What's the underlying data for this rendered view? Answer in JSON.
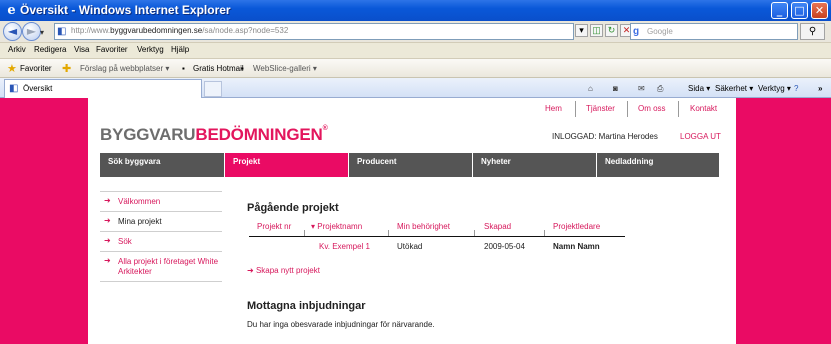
{
  "window": {
    "title": "Översikt - Windows Internet Explorer",
    "buttons": {
      "minimize": "_",
      "maximize": "□",
      "close": "✕"
    }
  },
  "address": {
    "url_prefix": "http://www.",
    "url_domain": "byggvarubedomningen.se",
    "url_path": "/sa/node.asp?node=532",
    "search_placeholder": "Google"
  },
  "menu": [
    "Arkiv",
    "Redigera",
    "Visa",
    "Favoriter",
    "Verktyg",
    "Hjälp"
  ],
  "favorites": {
    "favorites_label": "Favoriter",
    "items": [
      "Förslag på webbplatser ▾",
      "Gratis Hotmail",
      "WebSlice-galleri ▾"
    ]
  },
  "tab": {
    "title": "Översikt"
  },
  "commandbar": {
    "page": "Sida ▾",
    "safety": "Säkerhet ▾",
    "tools": "Verktyg ▾",
    "more": "»"
  },
  "site": {
    "top_links": [
      "Hem",
      "Tjänster",
      "Om oss",
      "Kontakt"
    ],
    "logo_part1": "BYGGVARU",
    "logo_part2": "BEDÖMNINGEN",
    "logo_tm": "®",
    "logged_in": "INLOGGAD: Martina Herodes",
    "logout": "LOGGA UT",
    "nav": [
      "Sök byggvara",
      "Projekt",
      "Producent",
      "Nyheter",
      "Nedladdning"
    ],
    "active_nav": "Projekt",
    "side_nav": [
      "Välkommen",
      "Mina projekt",
      "Sök",
      "Alla projekt i företaget White Arkitekter"
    ],
    "active_side": "Mina projekt",
    "section_title": "Pågående projekt",
    "table": {
      "headers": [
        "Projekt nr",
        "▾ Projektnamn",
        "Min behörighet",
        "Skapad",
        "Projektledare"
      ],
      "rows": [
        {
          "nr": "",
          "name": "Kv. Exempel 1",
          "role": "Utökad",
          "created": "2009-05-04",
          "leader": "Namn Namn"
        }
      ]
    },
    "new_project": "Skapa nytt projekt",
    "invites_title": "Mottagna inbjudningar",
    "invites_text": "Du har inga obesvarade inbjudningar för närvarande."
  }
}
+--
Find each line holding the word "Mina" and copy it.

      "Mina projekt",
    "active_side": "Mina projekt",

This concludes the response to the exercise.